• WHAT TO DO: Write out exactly the lines running from the one that contains "Type out the text in this image." through the end of the material.
════
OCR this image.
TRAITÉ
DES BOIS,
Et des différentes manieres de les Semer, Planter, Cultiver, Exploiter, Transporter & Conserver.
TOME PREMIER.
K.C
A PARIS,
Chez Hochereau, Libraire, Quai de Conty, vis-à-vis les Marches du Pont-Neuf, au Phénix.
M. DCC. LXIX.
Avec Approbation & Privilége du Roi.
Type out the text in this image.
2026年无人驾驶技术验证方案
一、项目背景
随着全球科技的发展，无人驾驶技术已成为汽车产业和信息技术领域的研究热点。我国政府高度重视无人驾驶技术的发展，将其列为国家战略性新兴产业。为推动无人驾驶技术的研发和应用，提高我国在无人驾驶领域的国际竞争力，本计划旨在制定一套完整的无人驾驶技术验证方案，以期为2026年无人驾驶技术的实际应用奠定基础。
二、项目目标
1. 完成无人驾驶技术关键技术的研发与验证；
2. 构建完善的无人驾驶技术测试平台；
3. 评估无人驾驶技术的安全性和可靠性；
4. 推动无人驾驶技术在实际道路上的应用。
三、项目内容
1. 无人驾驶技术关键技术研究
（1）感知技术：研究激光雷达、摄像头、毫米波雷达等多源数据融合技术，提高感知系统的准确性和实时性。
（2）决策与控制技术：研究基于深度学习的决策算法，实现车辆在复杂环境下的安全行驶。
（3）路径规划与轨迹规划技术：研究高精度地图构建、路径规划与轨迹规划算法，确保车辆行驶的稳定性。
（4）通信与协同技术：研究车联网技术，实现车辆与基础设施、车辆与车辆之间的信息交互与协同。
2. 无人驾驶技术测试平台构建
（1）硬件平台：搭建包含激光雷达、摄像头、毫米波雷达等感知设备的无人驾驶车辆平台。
════
• FINISHED EXERCISE:
Type out the text in this image.
2026年无人驾驶技术验证方案
一、项目背景
随着全球科技的发展，无人驾驶技术已成为汽车产业和信息技术领域的研究热点。我国政府高度重视无人驾驶技术的发展，将其列为国家战略性新兴产业。为推动无人驾驶技术的研发和应用，提高我国在无人驾驶领域的国际竞争力，本计划旨在制定一套完整的无人驾驶技术验证方案，以期为2026年无人驾驶技术的实际应用奠定基础。
二、项目目标
1. 完成无人驾驶技术关键技术的研发与验证；
2. 构建完善的无人驾驶技术测试平台；
3. 评估无人驾驶技术的安全性和可靠性；
4. 推动无人驾驶技术在实际道路上的应用。
三、项目内容
1. 无人驾驶技术关键技术研究
（1）感知技术：研究激光雷达、摄像头、毫米波雷达等多源数据融合技术，提高感知系统的准确性和实时性。
（2）决策与控制技术：研究基于深度学习的决策算法，实现车辆在复杂环境下的安全行驶。
（3）路径规划与轨迹规划技术：研究高精度地图构建、路径规划与轨迹规划算法，确保车辆行驶的稳定性。
（4）通信与协同技术：研究车联网技术，实现车辆与基础设施、车辆与车辆之间的信息交互与协同。
2. 无人驾驶技术测试平台构建
（1）硬件平台：搭建包含激光雷达、摄像头、毫米波雷达等感知设备的无人驾驶车辆平台。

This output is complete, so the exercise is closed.